### Data provided
------------------------------------------------
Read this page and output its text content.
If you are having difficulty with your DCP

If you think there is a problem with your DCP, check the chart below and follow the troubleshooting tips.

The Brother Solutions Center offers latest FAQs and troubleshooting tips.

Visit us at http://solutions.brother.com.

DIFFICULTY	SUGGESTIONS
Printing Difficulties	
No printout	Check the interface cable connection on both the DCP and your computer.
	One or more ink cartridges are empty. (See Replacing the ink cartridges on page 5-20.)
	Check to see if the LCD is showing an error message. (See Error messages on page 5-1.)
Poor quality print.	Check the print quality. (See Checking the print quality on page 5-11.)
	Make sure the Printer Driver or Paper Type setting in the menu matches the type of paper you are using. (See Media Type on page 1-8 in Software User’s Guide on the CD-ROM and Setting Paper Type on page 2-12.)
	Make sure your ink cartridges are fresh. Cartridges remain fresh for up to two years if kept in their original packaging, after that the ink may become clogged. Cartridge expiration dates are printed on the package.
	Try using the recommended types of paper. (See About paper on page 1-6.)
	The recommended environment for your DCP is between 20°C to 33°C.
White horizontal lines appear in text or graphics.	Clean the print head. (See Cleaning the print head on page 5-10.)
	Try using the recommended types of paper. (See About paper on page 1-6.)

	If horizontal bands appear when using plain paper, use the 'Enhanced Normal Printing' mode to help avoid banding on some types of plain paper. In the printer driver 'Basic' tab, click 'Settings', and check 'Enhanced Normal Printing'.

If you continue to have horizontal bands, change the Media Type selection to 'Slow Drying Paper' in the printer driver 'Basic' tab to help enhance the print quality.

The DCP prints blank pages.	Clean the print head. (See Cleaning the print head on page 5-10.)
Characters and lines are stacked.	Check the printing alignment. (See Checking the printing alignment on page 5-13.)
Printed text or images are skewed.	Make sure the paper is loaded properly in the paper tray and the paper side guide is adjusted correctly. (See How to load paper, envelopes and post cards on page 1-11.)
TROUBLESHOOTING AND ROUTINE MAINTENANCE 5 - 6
------------------------------------------------
### Short task
Each line above must be printed exactly as it appears.

### Exercise result
Read this page and output its text content.
If you are having difficulty with your DCP

If you think there is a problem with your DCP, check the chart below and follow the troubleshooting tips.

The Brother Solutions Center offers latest FAQs and troubleshooting tips.

Visit us at http://solutions.brother.com.

DIFFICULTY	SUGGESTIONS
Printing Difficulties	
No printout	Check the interface cable connection on both the DCP and your computer.
	One or more ink cartridges are empty. (See Replacing the ink cartridges on page 5-20.)
	Check to see if the LCD is showing an error message. (See Error messages on page 5-1.)
Poor quality print.	Check the print quality. (See Checking the print quality on page 5-11.)
	Make sure the Printer Driver or Paper Type setting in the menu matches the type of paper you are using. (See Media Type on page 1-8 in Software User’s Guide on the CD-ROM and Setting Paper Type on page 2-12.)
	Make sure your ink cartridges are fresh. Cartridges remain fresh for up to two years if kept in their original packaging, after that the ink may become clogged. Cartridge expiration dates are printed on the package.
	Try using the recommended types of paper. (See About paper on page 1-6.)
	The recommended environment for your DCP is between 20°C to 33°C.
White horizontal lines appear in text or graphics.	Clean the print head. (See Cleaning the print head on page 5-10.)
	Try using the recommended types of paper. (See About paper on page 1-6.)

	If horizontal bands appear when using plain paper, use the 'Enhanced Normal Printing' mode to help avoid banding on some types of plain paper. In the printer driver 'Basic' tab, click 'Settings', and check 'Enhanced Normal Printing'.

If you continue to have horizontal bands, change the Media Type selection to 'Slow Drying Paper' in the printer driver 'Basic' tab to help enhance the print quality.

The DCP prints blank pages.	Clean the print head. (See Cleaning the print head on page 5-10.)
Characters and lines are stacked.	Check the printing alignment. (See Checking the printing alignment on page 5-13.)
Printed text or images are skewed.	Make sure the paper is loaded properly in the paper tray and the paper side guide is adjusted correctly. (See How to load paper, envelopes and post cards on page 1-11.)
TROUBLESHOOTING AND ROUTINE MAINTENANCE 5 - 6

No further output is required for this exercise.